- **Work instructions**
Gather, from the listing beneath this task, every line holding the string "with".

- **Supplied material**
----------------------------------------
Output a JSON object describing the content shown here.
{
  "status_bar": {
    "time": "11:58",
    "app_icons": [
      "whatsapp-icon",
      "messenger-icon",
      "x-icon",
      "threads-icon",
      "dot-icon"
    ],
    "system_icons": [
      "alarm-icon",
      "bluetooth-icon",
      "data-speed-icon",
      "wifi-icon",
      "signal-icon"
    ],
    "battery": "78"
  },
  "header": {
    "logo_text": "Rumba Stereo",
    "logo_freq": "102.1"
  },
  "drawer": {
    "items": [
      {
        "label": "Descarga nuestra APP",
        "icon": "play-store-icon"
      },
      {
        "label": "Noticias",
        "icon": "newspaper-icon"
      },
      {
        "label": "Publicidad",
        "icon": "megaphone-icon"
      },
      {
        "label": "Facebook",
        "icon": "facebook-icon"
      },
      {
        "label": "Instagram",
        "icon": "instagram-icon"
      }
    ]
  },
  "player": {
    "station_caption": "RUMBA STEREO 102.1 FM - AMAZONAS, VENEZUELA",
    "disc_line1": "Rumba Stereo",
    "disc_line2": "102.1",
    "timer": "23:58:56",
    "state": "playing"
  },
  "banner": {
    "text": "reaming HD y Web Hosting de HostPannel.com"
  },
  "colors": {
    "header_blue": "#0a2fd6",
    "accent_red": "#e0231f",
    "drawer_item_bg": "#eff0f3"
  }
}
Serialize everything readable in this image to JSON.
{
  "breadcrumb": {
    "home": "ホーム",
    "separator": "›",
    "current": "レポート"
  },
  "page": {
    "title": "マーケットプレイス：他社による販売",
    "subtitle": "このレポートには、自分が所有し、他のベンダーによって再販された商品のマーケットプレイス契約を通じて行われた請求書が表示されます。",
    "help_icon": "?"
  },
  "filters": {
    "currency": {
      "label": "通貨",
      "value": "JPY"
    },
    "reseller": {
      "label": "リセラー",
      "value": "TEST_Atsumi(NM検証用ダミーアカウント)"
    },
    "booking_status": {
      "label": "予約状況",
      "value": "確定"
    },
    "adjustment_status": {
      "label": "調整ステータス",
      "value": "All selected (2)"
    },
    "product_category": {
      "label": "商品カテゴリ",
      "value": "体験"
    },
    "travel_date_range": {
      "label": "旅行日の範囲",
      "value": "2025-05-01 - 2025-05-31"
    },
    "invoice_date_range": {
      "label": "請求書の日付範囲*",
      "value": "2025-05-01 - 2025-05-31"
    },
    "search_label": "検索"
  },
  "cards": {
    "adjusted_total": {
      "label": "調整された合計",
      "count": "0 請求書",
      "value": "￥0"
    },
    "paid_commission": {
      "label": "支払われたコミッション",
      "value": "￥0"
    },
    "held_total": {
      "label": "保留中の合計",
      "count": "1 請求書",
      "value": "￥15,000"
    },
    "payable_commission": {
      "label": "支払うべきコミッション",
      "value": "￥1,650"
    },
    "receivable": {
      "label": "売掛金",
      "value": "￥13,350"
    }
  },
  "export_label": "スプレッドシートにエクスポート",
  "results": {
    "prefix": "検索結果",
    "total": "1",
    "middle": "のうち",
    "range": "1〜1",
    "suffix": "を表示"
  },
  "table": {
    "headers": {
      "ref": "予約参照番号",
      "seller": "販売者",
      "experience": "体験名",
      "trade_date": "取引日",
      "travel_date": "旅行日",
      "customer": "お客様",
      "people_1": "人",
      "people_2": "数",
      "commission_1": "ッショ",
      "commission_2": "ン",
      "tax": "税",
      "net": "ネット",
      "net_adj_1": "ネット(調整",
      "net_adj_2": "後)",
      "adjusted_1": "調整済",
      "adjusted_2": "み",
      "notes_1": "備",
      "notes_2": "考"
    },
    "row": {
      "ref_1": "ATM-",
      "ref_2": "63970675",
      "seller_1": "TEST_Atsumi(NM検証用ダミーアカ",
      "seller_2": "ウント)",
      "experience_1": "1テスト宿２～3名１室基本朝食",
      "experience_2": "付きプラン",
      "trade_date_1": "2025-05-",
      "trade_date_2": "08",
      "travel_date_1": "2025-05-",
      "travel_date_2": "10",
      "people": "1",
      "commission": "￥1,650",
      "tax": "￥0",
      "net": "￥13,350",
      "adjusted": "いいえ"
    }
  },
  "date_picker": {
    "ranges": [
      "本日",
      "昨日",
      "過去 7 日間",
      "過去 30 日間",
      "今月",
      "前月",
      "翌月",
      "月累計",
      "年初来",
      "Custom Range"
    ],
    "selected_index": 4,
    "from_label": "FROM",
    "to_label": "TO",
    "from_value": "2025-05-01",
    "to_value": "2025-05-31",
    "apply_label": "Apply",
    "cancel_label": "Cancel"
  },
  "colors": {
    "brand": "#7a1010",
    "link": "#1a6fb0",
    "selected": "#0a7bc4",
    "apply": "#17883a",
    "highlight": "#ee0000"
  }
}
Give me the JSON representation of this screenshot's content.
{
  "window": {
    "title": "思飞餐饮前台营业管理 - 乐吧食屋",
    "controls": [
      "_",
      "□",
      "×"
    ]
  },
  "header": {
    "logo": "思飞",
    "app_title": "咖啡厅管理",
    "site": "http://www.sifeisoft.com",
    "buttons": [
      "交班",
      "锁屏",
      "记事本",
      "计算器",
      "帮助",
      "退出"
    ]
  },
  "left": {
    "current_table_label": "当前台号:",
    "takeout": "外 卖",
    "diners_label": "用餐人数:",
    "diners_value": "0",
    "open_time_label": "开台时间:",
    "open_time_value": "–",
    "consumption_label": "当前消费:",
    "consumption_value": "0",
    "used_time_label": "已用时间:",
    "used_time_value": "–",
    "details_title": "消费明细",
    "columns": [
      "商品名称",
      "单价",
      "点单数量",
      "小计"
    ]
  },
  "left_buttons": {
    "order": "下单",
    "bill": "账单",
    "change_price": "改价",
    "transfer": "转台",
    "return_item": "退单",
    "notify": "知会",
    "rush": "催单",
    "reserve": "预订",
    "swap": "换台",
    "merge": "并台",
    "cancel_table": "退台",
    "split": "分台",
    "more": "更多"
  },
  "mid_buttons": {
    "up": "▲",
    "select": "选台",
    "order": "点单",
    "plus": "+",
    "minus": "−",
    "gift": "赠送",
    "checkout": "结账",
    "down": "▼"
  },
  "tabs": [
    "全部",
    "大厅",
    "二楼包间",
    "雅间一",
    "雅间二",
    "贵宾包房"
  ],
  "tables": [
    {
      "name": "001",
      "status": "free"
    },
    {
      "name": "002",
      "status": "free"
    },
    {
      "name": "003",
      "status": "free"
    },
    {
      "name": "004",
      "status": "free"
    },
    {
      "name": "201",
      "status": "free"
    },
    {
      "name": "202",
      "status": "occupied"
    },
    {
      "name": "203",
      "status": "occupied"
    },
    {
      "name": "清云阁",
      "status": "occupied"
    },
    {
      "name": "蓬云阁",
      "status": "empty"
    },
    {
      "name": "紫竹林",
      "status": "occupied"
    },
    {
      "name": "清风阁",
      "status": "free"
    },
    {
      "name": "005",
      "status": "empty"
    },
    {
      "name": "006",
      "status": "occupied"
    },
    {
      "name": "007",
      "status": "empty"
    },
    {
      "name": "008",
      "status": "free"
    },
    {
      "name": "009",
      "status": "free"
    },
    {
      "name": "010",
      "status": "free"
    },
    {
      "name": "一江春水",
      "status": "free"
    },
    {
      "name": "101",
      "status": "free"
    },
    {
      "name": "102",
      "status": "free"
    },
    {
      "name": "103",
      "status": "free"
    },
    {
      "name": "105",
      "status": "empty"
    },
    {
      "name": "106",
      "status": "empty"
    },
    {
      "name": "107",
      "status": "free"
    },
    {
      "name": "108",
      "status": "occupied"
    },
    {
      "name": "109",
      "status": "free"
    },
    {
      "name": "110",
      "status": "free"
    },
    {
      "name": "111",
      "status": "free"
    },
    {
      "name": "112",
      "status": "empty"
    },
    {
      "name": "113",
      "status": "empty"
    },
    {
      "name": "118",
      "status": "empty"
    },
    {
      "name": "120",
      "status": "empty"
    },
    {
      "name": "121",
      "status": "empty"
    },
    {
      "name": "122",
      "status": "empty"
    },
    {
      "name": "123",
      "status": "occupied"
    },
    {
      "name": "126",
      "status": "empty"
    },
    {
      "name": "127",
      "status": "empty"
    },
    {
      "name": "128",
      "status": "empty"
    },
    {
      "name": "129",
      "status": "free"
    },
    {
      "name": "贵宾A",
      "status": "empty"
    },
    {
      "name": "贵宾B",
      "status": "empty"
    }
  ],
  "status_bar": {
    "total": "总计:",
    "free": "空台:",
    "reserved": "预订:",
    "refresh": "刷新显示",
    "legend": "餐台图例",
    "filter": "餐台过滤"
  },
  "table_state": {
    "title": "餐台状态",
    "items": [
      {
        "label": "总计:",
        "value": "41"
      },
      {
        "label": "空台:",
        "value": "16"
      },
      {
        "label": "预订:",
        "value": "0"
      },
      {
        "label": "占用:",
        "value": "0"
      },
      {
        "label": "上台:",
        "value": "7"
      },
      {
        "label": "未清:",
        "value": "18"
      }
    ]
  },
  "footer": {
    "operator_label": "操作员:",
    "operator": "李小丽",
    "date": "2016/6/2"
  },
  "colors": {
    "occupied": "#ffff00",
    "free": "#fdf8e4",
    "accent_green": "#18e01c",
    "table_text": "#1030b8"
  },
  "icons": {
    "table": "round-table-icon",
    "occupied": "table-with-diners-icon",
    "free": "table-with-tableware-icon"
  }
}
----------------------------------------
- **Answer for this exercise**
    "occupied": "table-with-diners-icon",
    "free": "table-with-tableware-icon"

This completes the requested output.